**Your goal:** Find every line with the string "wordt" in it, count them, and reply with that count only.

**Materials provided:**
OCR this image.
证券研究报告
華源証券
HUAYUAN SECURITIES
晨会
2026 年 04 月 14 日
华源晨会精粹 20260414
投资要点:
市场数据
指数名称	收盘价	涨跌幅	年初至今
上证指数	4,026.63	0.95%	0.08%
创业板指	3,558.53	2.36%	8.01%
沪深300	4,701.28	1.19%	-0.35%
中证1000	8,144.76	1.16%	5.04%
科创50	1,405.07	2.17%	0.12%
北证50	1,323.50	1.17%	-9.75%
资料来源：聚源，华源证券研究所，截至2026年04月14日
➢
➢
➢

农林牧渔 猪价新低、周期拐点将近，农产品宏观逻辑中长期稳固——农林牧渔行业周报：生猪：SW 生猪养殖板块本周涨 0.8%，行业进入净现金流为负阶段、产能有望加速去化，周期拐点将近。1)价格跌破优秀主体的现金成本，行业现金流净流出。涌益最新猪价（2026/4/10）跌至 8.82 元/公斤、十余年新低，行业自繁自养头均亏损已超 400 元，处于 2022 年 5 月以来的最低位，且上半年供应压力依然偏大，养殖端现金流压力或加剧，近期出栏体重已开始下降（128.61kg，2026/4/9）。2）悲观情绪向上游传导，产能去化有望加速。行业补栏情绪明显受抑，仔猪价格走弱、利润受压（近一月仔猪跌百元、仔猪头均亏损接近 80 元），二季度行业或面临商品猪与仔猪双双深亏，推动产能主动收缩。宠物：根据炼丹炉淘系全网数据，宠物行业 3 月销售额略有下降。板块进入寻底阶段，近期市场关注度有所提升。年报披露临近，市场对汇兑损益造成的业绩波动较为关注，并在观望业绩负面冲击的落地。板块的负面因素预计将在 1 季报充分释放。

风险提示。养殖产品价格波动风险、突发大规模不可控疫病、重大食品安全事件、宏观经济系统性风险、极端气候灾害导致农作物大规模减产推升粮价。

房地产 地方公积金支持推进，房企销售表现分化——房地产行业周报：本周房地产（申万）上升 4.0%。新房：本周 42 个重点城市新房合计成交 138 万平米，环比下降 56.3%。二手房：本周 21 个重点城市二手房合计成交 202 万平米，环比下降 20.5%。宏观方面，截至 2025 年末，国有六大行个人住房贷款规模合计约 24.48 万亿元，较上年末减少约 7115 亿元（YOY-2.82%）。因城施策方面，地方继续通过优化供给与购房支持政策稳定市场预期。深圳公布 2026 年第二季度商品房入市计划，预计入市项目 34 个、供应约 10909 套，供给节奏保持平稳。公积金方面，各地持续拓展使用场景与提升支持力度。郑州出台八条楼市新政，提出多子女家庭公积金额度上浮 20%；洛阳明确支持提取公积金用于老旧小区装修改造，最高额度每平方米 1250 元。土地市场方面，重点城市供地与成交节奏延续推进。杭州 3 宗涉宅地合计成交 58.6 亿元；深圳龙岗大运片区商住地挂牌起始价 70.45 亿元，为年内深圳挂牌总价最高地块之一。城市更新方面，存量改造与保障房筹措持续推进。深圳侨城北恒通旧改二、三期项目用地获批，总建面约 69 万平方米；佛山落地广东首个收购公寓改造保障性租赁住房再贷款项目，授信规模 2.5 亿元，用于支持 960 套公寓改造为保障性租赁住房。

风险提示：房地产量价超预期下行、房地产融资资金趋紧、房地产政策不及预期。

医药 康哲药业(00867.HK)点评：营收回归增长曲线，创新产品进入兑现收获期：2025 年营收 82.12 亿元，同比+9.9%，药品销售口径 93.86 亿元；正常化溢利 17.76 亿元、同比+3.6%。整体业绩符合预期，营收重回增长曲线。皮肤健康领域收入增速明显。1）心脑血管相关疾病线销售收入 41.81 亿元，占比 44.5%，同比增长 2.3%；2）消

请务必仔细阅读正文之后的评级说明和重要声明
--
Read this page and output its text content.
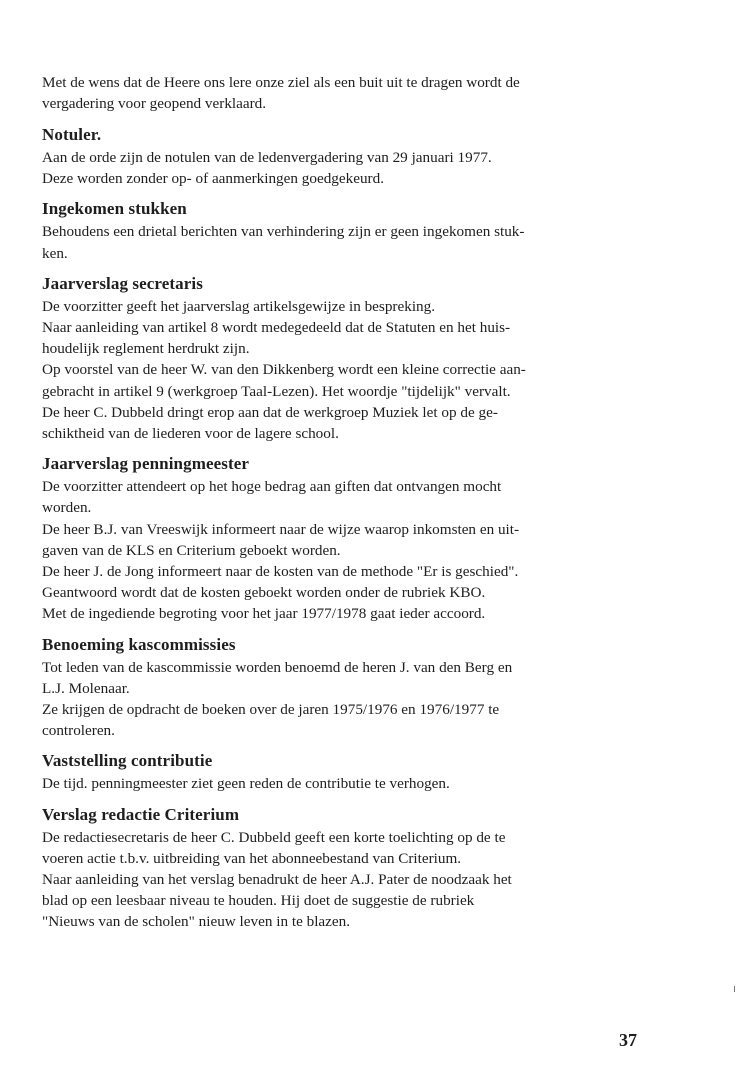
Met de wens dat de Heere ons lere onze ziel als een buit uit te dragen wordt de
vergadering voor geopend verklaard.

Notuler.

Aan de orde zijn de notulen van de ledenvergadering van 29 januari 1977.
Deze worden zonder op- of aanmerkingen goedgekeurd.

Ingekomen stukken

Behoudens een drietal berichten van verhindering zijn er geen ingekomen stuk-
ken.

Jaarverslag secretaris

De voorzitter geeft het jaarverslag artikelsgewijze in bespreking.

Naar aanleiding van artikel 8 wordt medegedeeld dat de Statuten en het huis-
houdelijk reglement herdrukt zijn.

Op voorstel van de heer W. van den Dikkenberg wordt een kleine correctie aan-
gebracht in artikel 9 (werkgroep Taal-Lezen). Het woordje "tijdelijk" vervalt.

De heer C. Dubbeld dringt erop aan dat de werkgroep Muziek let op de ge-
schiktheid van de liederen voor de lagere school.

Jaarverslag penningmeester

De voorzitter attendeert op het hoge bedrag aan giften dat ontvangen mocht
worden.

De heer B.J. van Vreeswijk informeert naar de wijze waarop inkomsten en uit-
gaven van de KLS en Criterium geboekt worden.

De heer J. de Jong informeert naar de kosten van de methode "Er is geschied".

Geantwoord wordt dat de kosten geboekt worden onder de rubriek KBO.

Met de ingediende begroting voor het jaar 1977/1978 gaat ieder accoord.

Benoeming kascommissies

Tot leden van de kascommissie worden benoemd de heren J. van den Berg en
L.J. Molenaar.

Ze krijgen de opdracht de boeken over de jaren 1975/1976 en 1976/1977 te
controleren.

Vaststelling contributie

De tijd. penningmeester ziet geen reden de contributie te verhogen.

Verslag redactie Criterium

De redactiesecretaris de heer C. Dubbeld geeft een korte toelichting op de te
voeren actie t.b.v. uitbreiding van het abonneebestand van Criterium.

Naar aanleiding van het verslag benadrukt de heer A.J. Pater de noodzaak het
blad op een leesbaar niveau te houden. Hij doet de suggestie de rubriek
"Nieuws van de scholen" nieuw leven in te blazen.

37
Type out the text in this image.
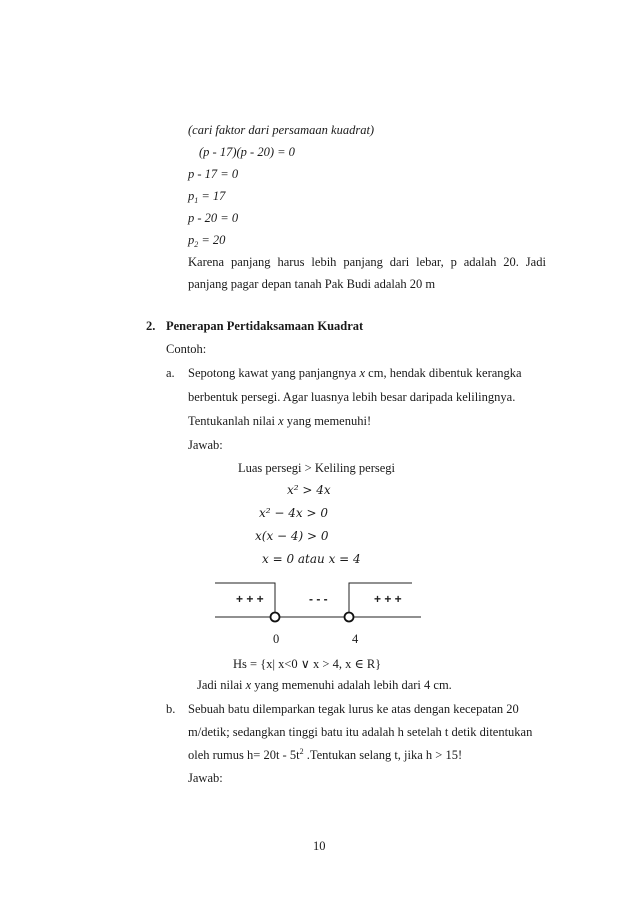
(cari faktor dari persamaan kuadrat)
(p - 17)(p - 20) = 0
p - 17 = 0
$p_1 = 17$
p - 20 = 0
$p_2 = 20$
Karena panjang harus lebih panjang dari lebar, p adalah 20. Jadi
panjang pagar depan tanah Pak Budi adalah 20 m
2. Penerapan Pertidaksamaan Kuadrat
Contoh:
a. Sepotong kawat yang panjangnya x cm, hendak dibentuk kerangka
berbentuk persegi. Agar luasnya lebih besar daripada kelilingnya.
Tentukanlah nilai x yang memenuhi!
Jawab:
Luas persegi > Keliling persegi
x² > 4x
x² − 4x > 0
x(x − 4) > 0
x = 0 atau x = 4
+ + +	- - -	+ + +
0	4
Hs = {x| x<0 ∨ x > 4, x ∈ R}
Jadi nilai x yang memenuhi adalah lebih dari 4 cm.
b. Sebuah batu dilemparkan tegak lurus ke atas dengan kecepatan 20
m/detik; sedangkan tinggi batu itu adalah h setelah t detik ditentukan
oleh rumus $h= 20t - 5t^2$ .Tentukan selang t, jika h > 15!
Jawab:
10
...
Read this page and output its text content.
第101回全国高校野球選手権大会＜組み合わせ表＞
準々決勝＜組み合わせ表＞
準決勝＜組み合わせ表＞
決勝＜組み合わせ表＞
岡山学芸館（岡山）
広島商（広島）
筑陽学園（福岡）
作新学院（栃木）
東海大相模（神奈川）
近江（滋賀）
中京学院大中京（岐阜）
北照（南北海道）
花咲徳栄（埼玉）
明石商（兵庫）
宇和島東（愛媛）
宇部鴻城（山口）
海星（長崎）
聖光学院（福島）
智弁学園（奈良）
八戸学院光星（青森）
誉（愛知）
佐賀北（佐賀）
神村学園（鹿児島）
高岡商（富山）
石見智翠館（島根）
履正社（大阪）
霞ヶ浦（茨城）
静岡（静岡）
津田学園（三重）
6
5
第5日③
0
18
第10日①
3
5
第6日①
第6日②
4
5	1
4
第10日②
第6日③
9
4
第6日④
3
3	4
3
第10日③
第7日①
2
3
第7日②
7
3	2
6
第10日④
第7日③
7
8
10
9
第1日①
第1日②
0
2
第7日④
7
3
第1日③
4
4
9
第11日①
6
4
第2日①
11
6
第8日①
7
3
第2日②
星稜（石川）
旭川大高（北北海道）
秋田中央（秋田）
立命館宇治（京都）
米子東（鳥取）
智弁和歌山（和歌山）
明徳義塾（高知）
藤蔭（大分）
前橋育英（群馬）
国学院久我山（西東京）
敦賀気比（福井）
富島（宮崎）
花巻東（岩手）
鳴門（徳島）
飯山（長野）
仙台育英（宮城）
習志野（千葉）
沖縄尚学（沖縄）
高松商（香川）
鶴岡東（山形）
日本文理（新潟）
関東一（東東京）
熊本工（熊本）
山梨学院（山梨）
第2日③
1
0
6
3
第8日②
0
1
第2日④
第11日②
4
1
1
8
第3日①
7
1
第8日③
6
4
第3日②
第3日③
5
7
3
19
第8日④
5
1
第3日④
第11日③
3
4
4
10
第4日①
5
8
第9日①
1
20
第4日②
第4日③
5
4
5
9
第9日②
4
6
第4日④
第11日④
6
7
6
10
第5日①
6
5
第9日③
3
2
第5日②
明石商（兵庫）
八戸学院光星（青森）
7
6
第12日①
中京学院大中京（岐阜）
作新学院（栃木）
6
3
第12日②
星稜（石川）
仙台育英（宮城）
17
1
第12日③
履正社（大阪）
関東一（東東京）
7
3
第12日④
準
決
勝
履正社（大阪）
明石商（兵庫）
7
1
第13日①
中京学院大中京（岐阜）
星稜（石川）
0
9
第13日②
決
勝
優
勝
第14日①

**Task answer:** 4